Raw records:
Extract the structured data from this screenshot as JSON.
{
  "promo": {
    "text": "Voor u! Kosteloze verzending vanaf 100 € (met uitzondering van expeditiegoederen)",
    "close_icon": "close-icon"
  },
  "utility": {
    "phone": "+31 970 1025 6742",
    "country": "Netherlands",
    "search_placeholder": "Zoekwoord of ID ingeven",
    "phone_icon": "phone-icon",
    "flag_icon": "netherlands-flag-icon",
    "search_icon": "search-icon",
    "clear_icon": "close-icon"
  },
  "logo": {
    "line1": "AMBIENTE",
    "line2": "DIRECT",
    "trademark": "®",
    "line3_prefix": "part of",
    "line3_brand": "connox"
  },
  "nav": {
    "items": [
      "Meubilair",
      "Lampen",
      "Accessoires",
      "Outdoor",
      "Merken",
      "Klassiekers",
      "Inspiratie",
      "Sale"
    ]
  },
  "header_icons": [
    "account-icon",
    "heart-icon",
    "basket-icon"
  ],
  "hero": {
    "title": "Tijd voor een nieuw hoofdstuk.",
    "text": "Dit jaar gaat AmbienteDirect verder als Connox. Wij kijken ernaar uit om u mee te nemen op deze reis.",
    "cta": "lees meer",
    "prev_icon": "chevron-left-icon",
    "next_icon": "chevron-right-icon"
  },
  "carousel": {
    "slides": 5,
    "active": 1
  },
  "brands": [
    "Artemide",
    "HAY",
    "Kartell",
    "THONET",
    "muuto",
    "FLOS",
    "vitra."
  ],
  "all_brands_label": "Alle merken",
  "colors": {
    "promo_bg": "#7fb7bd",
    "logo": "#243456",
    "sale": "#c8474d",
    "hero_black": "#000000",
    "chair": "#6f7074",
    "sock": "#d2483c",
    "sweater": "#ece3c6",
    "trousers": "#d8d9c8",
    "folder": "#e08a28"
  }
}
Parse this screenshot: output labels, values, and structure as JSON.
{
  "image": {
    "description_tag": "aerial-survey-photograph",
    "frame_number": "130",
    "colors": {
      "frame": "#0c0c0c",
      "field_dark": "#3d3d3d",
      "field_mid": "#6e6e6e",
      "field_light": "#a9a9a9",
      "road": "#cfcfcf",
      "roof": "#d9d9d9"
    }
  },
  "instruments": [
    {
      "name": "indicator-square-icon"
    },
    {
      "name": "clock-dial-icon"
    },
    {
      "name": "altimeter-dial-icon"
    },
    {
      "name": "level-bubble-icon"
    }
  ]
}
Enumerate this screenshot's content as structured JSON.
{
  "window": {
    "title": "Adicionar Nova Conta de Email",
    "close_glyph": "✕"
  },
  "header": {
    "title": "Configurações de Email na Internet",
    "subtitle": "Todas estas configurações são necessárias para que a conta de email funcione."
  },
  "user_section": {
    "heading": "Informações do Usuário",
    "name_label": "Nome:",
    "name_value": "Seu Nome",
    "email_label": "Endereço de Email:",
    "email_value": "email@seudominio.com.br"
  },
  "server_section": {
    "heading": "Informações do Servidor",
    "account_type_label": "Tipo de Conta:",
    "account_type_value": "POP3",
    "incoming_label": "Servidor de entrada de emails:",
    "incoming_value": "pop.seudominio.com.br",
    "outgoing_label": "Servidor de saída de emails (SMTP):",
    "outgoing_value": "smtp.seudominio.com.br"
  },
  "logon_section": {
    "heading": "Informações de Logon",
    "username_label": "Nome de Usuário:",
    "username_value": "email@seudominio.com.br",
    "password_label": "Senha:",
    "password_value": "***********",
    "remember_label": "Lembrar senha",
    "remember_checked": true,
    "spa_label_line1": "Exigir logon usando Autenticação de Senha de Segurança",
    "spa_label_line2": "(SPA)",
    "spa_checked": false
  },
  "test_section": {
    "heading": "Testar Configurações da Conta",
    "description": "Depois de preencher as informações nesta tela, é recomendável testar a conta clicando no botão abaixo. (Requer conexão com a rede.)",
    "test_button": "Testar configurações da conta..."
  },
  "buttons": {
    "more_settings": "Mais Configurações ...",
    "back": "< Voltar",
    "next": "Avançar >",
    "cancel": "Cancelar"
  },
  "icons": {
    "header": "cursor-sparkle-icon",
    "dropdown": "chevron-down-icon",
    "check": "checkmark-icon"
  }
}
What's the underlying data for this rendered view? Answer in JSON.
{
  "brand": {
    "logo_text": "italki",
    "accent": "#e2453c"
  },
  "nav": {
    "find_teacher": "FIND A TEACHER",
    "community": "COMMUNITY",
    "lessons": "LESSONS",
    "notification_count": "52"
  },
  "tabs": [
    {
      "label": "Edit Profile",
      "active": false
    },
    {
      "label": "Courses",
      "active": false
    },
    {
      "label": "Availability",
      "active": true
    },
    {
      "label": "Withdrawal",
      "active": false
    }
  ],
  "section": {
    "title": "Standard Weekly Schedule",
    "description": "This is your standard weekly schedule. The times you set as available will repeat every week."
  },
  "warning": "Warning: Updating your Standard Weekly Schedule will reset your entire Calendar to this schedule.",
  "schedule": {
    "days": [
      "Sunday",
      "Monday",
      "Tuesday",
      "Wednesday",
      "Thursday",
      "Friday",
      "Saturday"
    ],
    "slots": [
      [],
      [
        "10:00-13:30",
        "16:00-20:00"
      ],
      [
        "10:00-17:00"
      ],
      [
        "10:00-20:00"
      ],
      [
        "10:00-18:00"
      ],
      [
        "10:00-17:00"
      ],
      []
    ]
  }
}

Goal of the exercise: Each record above must be given again exactly.

Written solution:
Extract the structured data from this screenshot as JSON.
{
  "promo": {
    "text": "Voor u! Kosteloze verzending vanaf 100 € (met uitzondering van expeditiegoederen)",
    "close_icon": "close-icon"
  },
  "utility": {
    "phone": "+31 970 1025 6742",
    "country": "Netherlands",
    "search_placeholder": "Zoekwoord of ID ingeven",
    "phone_icon": "phone-icon",
    "flag_icon": "netherlands-flag-icon",
    "search_icon": "search-icon",
    "clear_icon": "close-icon"
  },
  "logo": {
    "line1": "AMBIENTE",
    "line2": "DIRECT",
    "trademark": "®",
    "line3_prefix": "part of",
    "line3_brand": "connox"
  },
  "nav": {
    "items": [
      "Meubilair",
      "Lampen",
      "Accessoires",
      "Outdoor",
      "Merken",
      "Klassiekers",
      "Inspiratie",
      "Sale"
    ]
  },
  "header_icons": [
    "account-icon",
    "heart-icon",
    "basket-icon"
  ],
  "hero": {
    "title": "Tijd voor een nieuw hoofdstuk.",
    "text": "Dit jaar gaat AmbienteDirect verder als Connox. Wij kijken ernaar uit om u mee te nemen op deze reis.",
    "cta": "lees meer",
    "prev_icon": "chevron-left-icon",
    "next_icon": "chevron-right-icon"
  },
  "carousel": {
    "slides": 5,
    "active": 1
  },
  "brands": [
    "Artemide",
    "HAY",
    "Kartell",
    "THONET",
    "muuto",
    "FLOS",
    "vitra."
  ],
  "all_brands_label": "Alle merken",
  "colors": {
    "promo_bg": "#7fb7bd",
    "logo": "#243456",
    "sale": "#c8474d",
    "hero_black": "#000000",
    "chair": "#6f7074",
    "sock": "#d2483c",
    "sweater": "#ece3c6",
    "trousers": "#d8d9c8",
    "folder": "#e08a28"
  }
}
Parse this screenshot: output labels, values, and structure as JSON.
{
  "image": {
    "description_tag": "aerial-survey-photograph",
    "frame_number": "130",
    "colors": {
      "frame": "#0c0c0c",
      "field_dark": "#3d3d3d",
      "field_mid": "#6e6e6e",
      "field_light": "#a9a9a9",
      "road": "#cfcfcf",
      "roof": "#d9d9d9"
    }
  },
  "instruments": [
    {
      "name": "indicator-square-icon"
    },
    {
      "name": "clock-dial-icon"
    },
    {
      "name": "altimeter-dial-icon"
    },
    {
      "name": "level-bubble-icon"
    }
  ]
}
Enumerate this screenshot's content as structured JSON.
{
  "window": {
    "title": "Adicionar Nova Conta de Email",
    "close_glyph": "✕"
  },
  "header": {
    "title": "Configurações de Email na Internet",
    "subtitle": "Todas estas configurações são necessárias para que a conta de email funcione."
  },
  "user_section": {
    "heading": "Informações do Usuário",
    "name_label": "Nome:",
    "name_value": "Seu Nome",
    "email_label": "Endereço de Email:",
    "email_value": "email@seudominio.com.br"
  },
  "server_section": {
    "heading": "Informações do Servidor",
    "account_type_label": "Tipo de Conta:",
    "account_type_value": "POP3",
    "incoming_label": "Servidor de entrada de emails:",
    "incoming_value": "pop.seudominio.com.br",
    "outgoing_label": "Servidor de saída de emails (SMTP):",
    "outgoing_value": "smtp.seudominio.com.br"
  },
  "logon_section": {
    "heading": "Informações de Logon",
    "username_label": "Nome de Usuário:",
    "username_value": "email@seudominio.com.br",
    "password_label": "Senha:",
    "password_value": "***********",
    "remember_label": "Lembrar senha",
    "remember_checked": true,
    "spa_label_line1": "Exigir logon usando Autenticação de Senha de Segurança",
    "spa_label_line2": "(SPA)",
    "spa_checked": false
  },
  "test_section": {
    "heading": "Testar Configurações da Conta",
    "description": "Depois de preencher as informações nesta tela, é recomendável testar a conta clicando no botão abaixo. (Requer conexão com a rede.)",
    "test_button": "Testar configurações da conta..."
  },
  "buttons": {
    "more_settings": "Mais Configurações ...",
    "back": "< Voltar",
    "next": "Avançar >",
    "cancel": "Cancelar"
  },
  "icons": {
    "header": "cursor-sparkle-icon",
    "dropdown": "chevron-down-icon",
    "check": "checkmark-icon"
  }
}
What's the underlying data for this rendered view? Answer in JSON.
{
  "brand": {
    "logo_text": "italki",
    "accent": "#e2453c"
  },
  "nav": {
    "find_teacher": "FIND A TEACHER",
    "community": "COMMUNITY",
    "lessons": "LESSONS",
    "notification_count": "52"
  },
  "tabs": [
    {
      "label": "Edit Profile",
      "active": false
    },
    {
      "label": "Courses",
      "active": false
    },
    {
      "label": "Availability",
      "active": true
    },
    {
      "label": "Withdrawal",
      "active": false
    }
  ],
  "section": {
    "title": "Standard Weekly Schedule",
    "description": "This is your standard weekly schedule. The times you set as available will repeat every week."
  },
  "warning": "Warning: Updating your Standard Weekly Schedule will reset your entire Calendar to this schedule.",
  "schedule": {
    "days": [
      "Sunday",
      "Monday",
      "Tuesday",
      "Wednesday",
      "Thursday",
      "Friday",
      "Saturday"
    ],
    "slots": [
      [],
      [
        "10:00-13:30",
        "16:00-20:00"
      ],
      [
        "10:00-17:00"
      ],
      [
        "10:00-20:00"
      ],
      [
        "10:00-18:00"
      ],
      [
        "10:00-17:00"
      ],
      []
    ]
  }
}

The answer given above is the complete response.